[JOB]: Each entry below should be returned exactly as is, with the pictures removed.
━━ DATA FOR THE TASK
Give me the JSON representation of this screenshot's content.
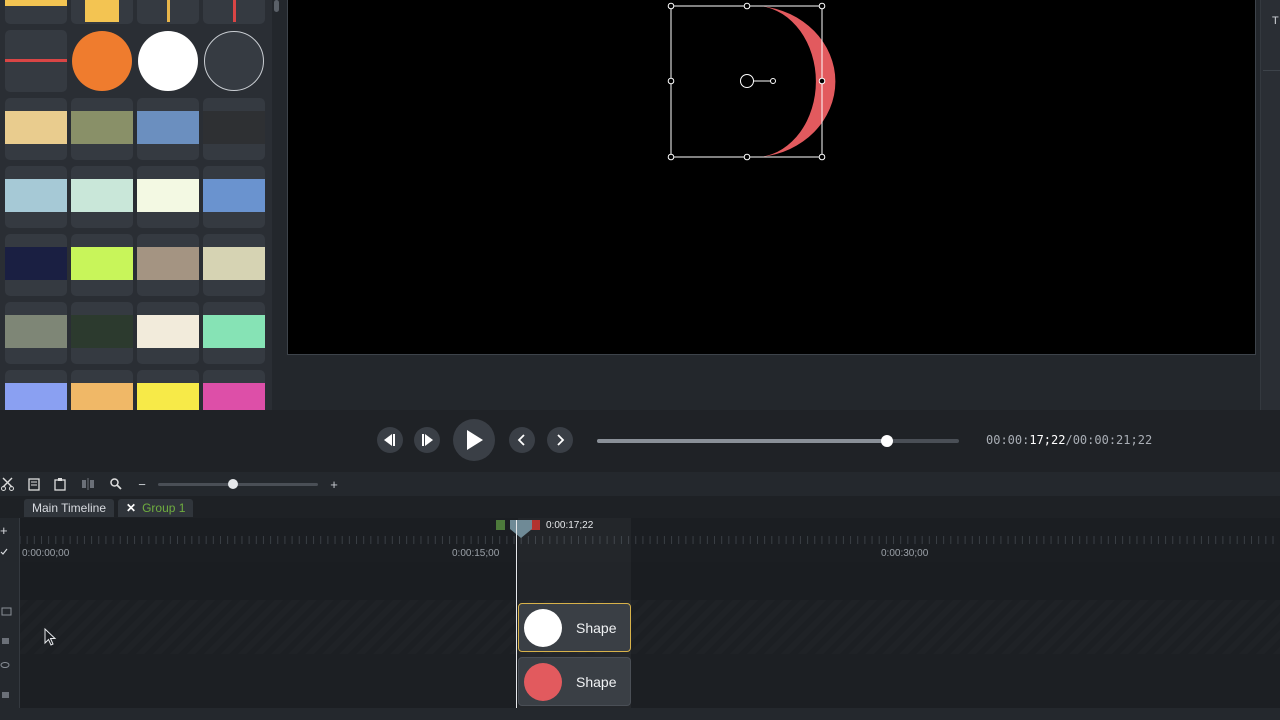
{
  "assets": {
    "colors": {
      "row0": [
        "#f3c452",
        "#f3c452",
        "#e8b54a",
        "#d94545"
      ],
      "row2": [
        "#e9cc8e",
        "#899068",
        "#6b8fbf",
        "#2e3033"
      ],
      "row3": [
        "#a6c9d6",
        "#c9e7d9",
        "#f3f9e3",
        "#6a93cf"
      ],
      "row4": [
        "#1a1f42",
        "#c8f55a",
        "#a49482",
        "#d6d3b3"
      ],
      "row5": [
        "#7e8676",
        "#2c3a2e",
        "#f2ebdb",
        "#86e3b5"
      ],
      "row6": [
        "#8aa0f2",
        "#f0b867",
        "#f7ea48",
        "#dd4fa8"
      ]
    },
    "circles": {
      "orange": "#ef7c2e",
      "white": "#ffffff",
      "dark": "#363b42"
    },
    "line_color": "#d94545"
  },
  "right_rail": {
    "label": "T"
  },
  "playback": {
    "progress": 0.8,
    "timecode_prefix": "00:00:",
    "timecode_current": "17;22",
    "timecode_total": "/00:00:21;22"
  },
  "toolbar": {
    "zoom_minus": "−",
    "zoom_plus": "+",
    "zoom_level": 0.47
  },
  "tabs": {
    "main": "Main Timeline",
    "group": "Group 1",
    "group_color": "#6fae3f"
  },
  "timeline": {
    "ruler_labels": [
      "0:00:00;00",
      "0:00:15;00",
      "0:00:30;00"
    ],
    "playhead_time": "0:00:17;22",
    "clips": [
      {
        "label": "Shape",
        "color": "#ffffff"
      },
      {
        "label": "Shape",
        "color": "#e25a5e"
      }
    ]
  },
  "canvas": {
    "shape_color": "#e25a5e"
  }
}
━━━━
[EXERCISE ANSWER]:
Give me the JSON representation of this screenshot's content.
{
  "assets": {
    "colors": {
      "row0": [
        "#f3c452",
        "#f3c452",
        "#e8b54a",
        "#d94545"
      ],
      "row2": [
        "#e9cc8e",
        "#899068",
        "#6b8fbf",
        "#2e3033"
      ],
      "row3": [
        "#a6c9d6",
        "#c9e7d9",
        "#f3f9e3",
        "#6a93cf"
      ],
      "row4": [
        "#1a1f42",
        "#c8f55a",
        "#a49482",
        "#d6d3b3"
      ],
      "row5": [
        "#7e8676",
        "#2c3a2e",
        "#f2ebdb",
        "#86e3b5"
      ],
      "row6": [
        "#8aa0f2",
        "#f0b867",
        "#f7ea48",
        "#dd4fa8"
      ]
    },
    "circles": {
      "orange": "#ef7c2e",
      "white": "#ffffff",
      "dark": "#363b42"
    },
    "line_color": "#d94545"
  },
  "right_rail": {
    "label": "T"
  },
  "playback": {
    "progress": 0.8,
    "timecode_prefix": "00:00:",
    "timecode_current": "17;22",
    "timecode_total": "/00:00:21;22"
  },
  "toolbar": {
    "zoom_minus": "−",
    "zoom_plus": "+",
    "zoom_level": 0.47
  },
  "tabs": {
    "main": "Main Timeline",
    "group": "Group 1",
    "group_color": "#6fae3f"
  },
  "timeline": {
    "ruler_labels": [
      "0:00:00;00",
      "0:00:15;00",
      "0:00:30;00"
    ],
    "playhead_time": "0:00:17;22",
    "clips": [
      {
        "label": "Shape",
        "color": "#ffffff"
      },
      {
        "label": "Shape",
        "color": "#e25a5e"
      }
    ]
  },
  "canvas": {
    "shape_color": "#e25a5e"
  }
}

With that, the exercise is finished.